▸ **OBJECTIVE**
Every line of the listing must be reproduced as it stands. Leave the images behind.

▸ **DATA ENTRIES**
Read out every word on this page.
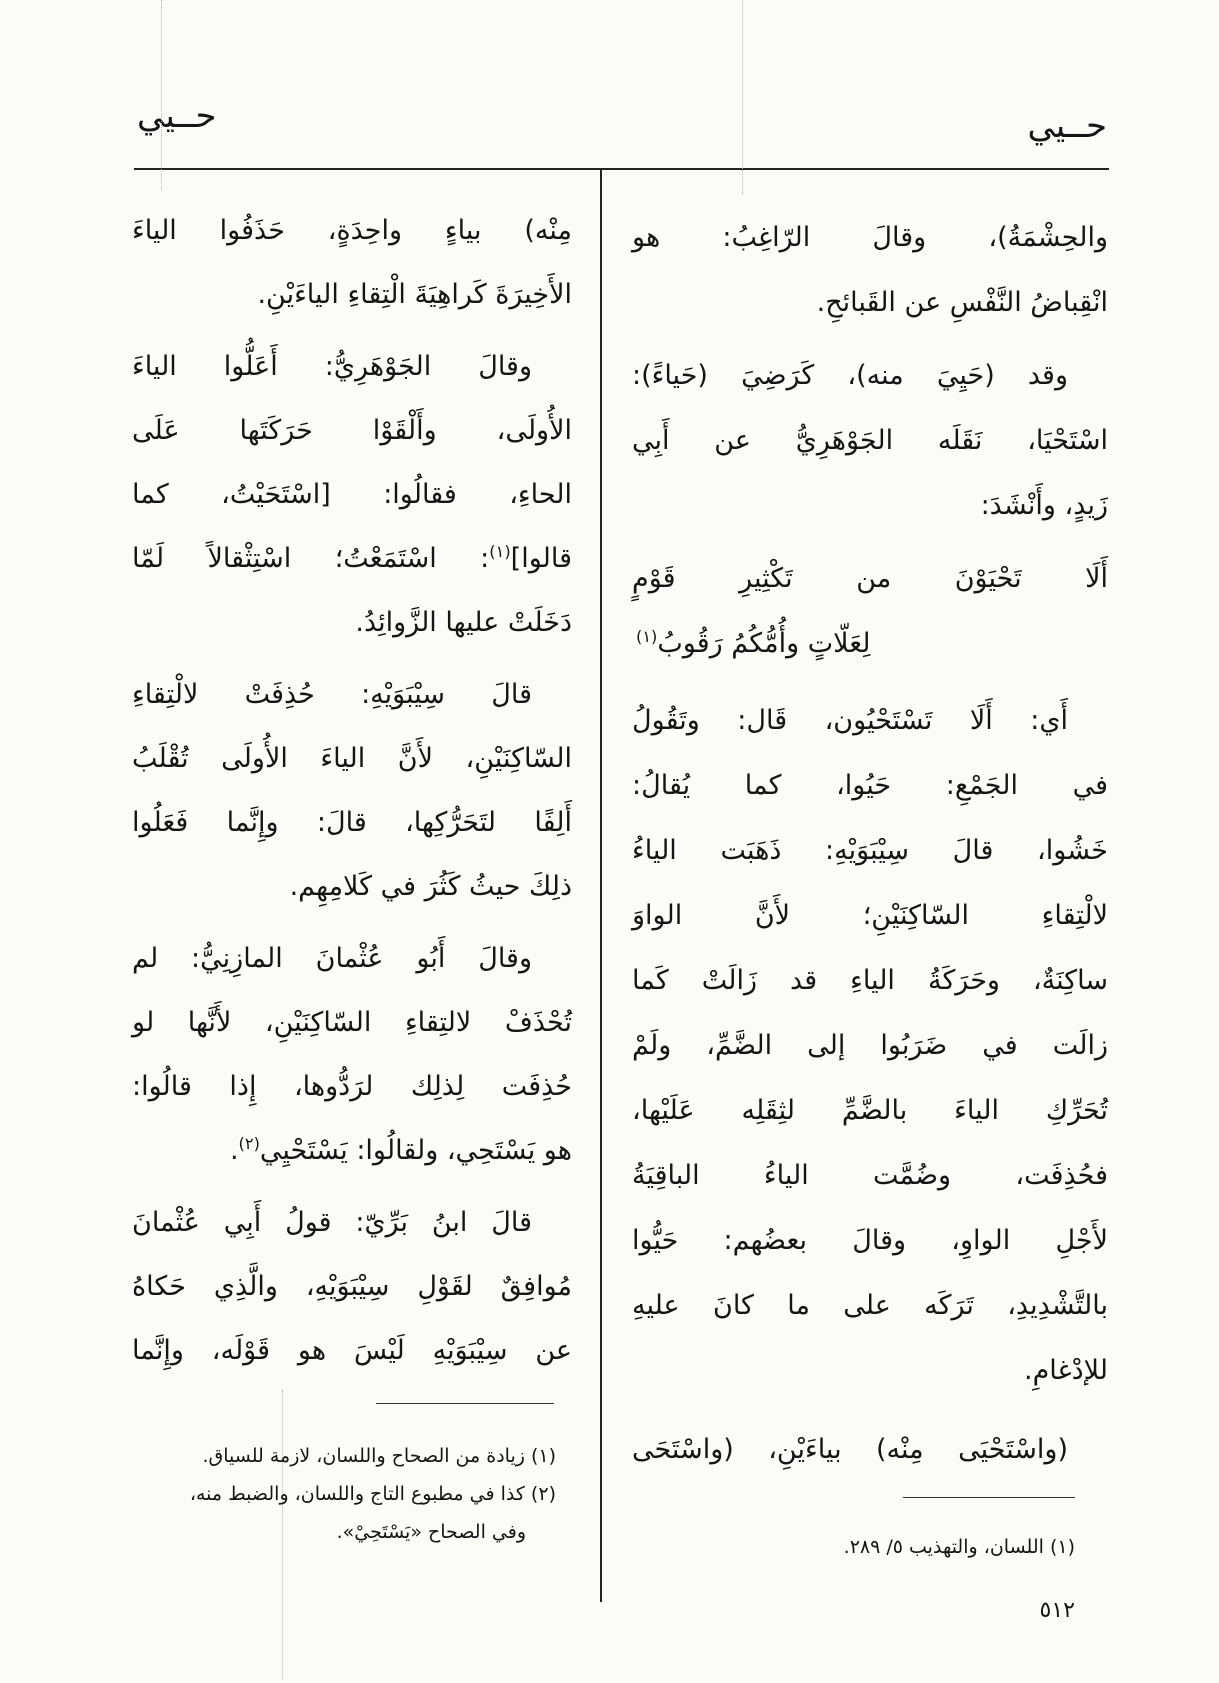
حــيي
حــيي
والحِشْمَةُ)، وقالَ الرّاغِبُ: هو
انْقِباضُ النَّفْسِ عن القَبائحِ.
وقد (حَيِيَ منه)، كَرَضِيَ (حَياءً):
اسْتَحْيَا، نَقَلَه الجَوْهَرِيُّ عن أَبِي
زَيدٍ، وأَنْشَدَ:
أَلَا تَحْيَوْنَ من تَكْثِيرِ قَوْمٍ
لِعَلّاتٍ وأُمُّكُمُ رَقُوبُ$^{(١)}$
أَي: أَلَا تَسْتَحْيُون، قَال: وتَقُولُ
في الجَمْعِ: حَيُوا، كما يُقالُ:
خَشُوا، قالَ سِيْبَوَيْهِ: ذَهَبَت الياءُ
لالْتِقاءِ السّاكِنَيْنِ؛ لأَنَّ الواوَ
ساكِنَةٌ، وحَرَكَةُ الياءِ قد زَالَتْ كَما
زالَت في ضَرَبُوا إلى الضَّمِّ، ولَمْ
تُحَرِّكِ الياءَ بالضَّمِّ لثِقَلِه عَلَيْها،
فحُذِفَت، وضُمَّت الياءُ الباقِيَةُ
لأَجْلِ الواوِ، وقالَ بعضُهم: حَيُّوا
بالتَّشْدِيدِ، تَرَكَه على ما كانَ عليهِ
للإدْغامِ.
(واسْتَحْيَى مِنْه) بياءَيْنِ، (واسْتَحَى
مِنْه) بياءٍ واحِدَةٍ، حَذَفُوا الياءَ
الأَخِيرَةَ كَراهِيَةَ الْتِقاءِ الياءَيْنِ.
وقالَ الجَوْهَرِيُّ: أَعَلُّوا الياءَ
الأُولَى، وأَلْقَوْا حَرَكَتَها عَلَى
الحاءِ، فقالُوا: [اسْتَحَيْتُ، كما
قالوا]$^{(١)}$: اسْتَمَعْتُ؛ اسْتِثْقالاً لَمّا
دَخَلَتْ عليها الزَّوائِدُ.
قالَ سِيْبَوَيْهِ: حُذِفَتْ لالْتِقاءِ
السّاكِنَيْنِ، لأَنَّ الياءَ الأُولَى تُقْلَبُ
أَلِفًا لتَحَرُّكِها، قالَ: وإِنَّما فَعَلُوا
ذلِكَ حيثُ كَثُرَ في كَلامِهِم.
وقالَ أَبُو عُثْمانَ المازِنِيُّ: لم
تُحْذَفْ لالتِقاءِ السّاكِنَيْنِ، لأَنَّها لو
حُذِفَت لِذلِك لرَدُّوها، إِذا قالُوا:
هو يَسْتَحِي، ولقالُوا: يَسْتَحْيِي$^{(٢)}$.
قالَ ابنُ بَرِّيّ: قولُ أَبِي عُثْمانَ
مُوافِقٌ لقَوْلِ سِيْبَوَيْهِ، والَّذِي حَكاهُ
عن سِيْبَوَيْهِ لَيْسَ هو قَوْلَه، وإِنَّما
(١) زيادة من الصحاح واللسان، لازمة للسياق.
(٢) كذا في مطبوع التاج واللسان، والضبط منه،
وفي الصحاح «يَسْتَحِيْ».
(١) اللسان، والتهذيب ٥/ ٢٨٩.
٥١٢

▸ **ANSWER TO THIS TASK**
Read out every word on this page.
حــيي
حــيي
والحِشْمَةُ)، وقالَ الرّاغِبُ: هو
انْقِباضُ النَّفْسِ عن القَبائحِ.
وقد (حَيِيَ منه)، كَرَضِيَ (حَياءً):
اسْتَحْيَا، نَقَلَه الجَوْهَرِيُّ عن أَبِي
زَيدٍ، وأَنْشَدَ:
أَلَا تَحْيَوْنَ من تَكْثِيرِ قَوْمٍ
لِعَلّاتٍ وأُمُّكُمُ رَقُوبُ$^{(١)}$
أَي: أَلَا تَسْتَحْيُون، قَال: وتَقُولُ
في الجَمْعِ: حَيُوا، كما يُقالُ:
خَشُوا، قالَ سِيْبَوَيْهِ: ذَهَبَت الياءُ
لالْتِقاءِ السّاكِنَيْنِ؛ لأَنَّ الواوَ
ساكِنَةٌ، وحَرَكَةُ الياءِ قد زَالَتْ كَما
زالَت في ضَرَبُوا إلى الضَّمِّ، ولَمْ
تُحَرِّكِ الياءَ بالضَّمِّ لثِقَلِه عَلَيْها،
فحُذِفَت، وضُمَّت الياءُ الباقِيَةُ
لأَجْلِ الواوِ، وقالَ بعضُهم: حَيُّوا
بالتَّشْدِيدِ، تَرَكَه على ما كانَ عليهِ
للإدْغامِ.
(واسْتَحْيَى مِنْه) بياءَيْنِ، (واسْتَحَى
مِنْه) بياءٍ واحِدَةٍ، حَذَفُوا الياءَ
الأَخِيرَةَ كَراهِيَةَ الْتِقاءِ الياءَيْنِ.
وقالَ الجَوْهَرِيُّ: أَعَلُّوا الياءَ
الأُولَى، وأَلْقَوْا حَرَكَتَها عَلَى
الحاءِ، فقالُوا: [اسْتَحَيْتُ، كما
قالوا]$^{(١)}$: اسْتَمَعْتُ؛ اسْتِثْقالاً لَمّا
دَخَلَتْ عليها الزَّوائِدُ.
قالَ سِيْبَوَيْهِ: حُذِفَتْ لالْتِقاءِ
السّاكِنَيْنِ، لأَنَّ الياءَ الأُولَى تُقْلَبُ
أَلِفًا لتَحَرُّكِها، قالَ: وإِنَّما فَعَلُوا
ذلِكَ حيثُ كَثُرَ في كَلامِهِم.
وقالَ أَبُو عُثْمانَ المازِنِيُّ: لم
تُحْذَفْ لالتِقاءِ السّاكِنَيْنِ، لأَنَّها لو
حُذِفَت لِذلِك لرَدُّوها، إِذا قالُوا:
هو يَسْتَحِي، ولقالُوا: يَسْتَحْيِي$^{(٢)}$.
قالَ ابنُ بَرِّيّ: قولُ أَبِي عُثْمانَ
مُوافِقٌ لقَوْلِ سِيْبَوَيْهِ، والَّذِي حَكاهُ
عن سِيْبَوَيْهِ لَيْسَ هو قَوْلَه، وإِنَّما
(١) زيادة من الصحاح واللسان، لازمة للسياق.
(٢) كذا في مطبوع التاج واللسان، والضبط منه،
وفي الصحاح «يَسْتَحِيْ».
(١) اللسان، والتهذيب ٥/ ٢٨٩.
٥١٢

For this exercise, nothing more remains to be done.